(Stored records)
** Start **
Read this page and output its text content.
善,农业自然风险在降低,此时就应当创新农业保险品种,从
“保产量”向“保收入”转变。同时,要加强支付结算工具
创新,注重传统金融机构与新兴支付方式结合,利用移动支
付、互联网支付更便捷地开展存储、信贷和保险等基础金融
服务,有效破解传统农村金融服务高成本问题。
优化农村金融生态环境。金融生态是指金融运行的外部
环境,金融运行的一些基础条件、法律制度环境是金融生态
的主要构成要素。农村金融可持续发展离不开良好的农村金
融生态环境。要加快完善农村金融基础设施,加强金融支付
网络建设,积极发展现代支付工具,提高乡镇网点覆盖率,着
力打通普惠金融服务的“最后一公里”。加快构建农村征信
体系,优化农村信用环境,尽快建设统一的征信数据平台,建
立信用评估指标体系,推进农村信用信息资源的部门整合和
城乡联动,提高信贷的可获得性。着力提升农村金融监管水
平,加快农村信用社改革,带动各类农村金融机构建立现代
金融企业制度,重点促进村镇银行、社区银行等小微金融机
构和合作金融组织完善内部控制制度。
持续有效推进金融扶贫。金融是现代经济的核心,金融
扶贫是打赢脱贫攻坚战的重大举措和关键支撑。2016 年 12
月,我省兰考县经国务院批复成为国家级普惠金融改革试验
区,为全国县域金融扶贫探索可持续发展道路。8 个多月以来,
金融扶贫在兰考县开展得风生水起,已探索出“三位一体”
** End **
## Problem description
Reproduce each line of the material above precisely.

## Solution for this exercise
Read this page and output its text content.
善,农业自然风险在降低,此时就应当创新农业保险品种,从
“保产量”向“保收入”转变。同时,要加强支付结算工具
创新,注重传统金融机构与新兴支付方式结合,利用移动支
付、互联网支付更便捷地开展存储、信贷和保险等基础金融
服务,有效破解传统农村金融服务高成本问题。
优化农村金融生态环境。金融生态是指金融运行的外部
环境,金融运行的一些基础条件、法律制度环境是金融生态
的主要构成要素。农村金融可持续发展离不开良好的农村金
融生态环境。要加快完善农村金融基础设施,加强金融支付
网络建设,积极发展现代支付工具,提高乡镇网点覆盖率,着
力打通普惠金融服务的“最后一公里”。加快构建农村征信
体系,优化农村信用环境,尽快建设统一的征信数据平台,建
立信用评估指标体系,推进农村信用信息资源的部门整合和
城乡联动,提高信贷的可获得性。着力提升农村金融监管水
平,加快农村信用社改革,带动各类农村金融机构建立现代
金融企业制度,重点促进村镇银行、社区银行等小微金融机
构和合作金融组织完善内部控制制度。
持续有效推进金融扶贫。金融是现代经济的核心,金融
扶贫是打赢脱贫攻坚战的重大举措和关键支撑。2016 年 12
月,我省兰考县经国务院批复成为国家级普惠金融改革试验
区,为全国县域金融扶贫探索可持续发展道路。8 个多月以来,
金融扶贫在兰考县开展得风生水起,已探索出“三位一体”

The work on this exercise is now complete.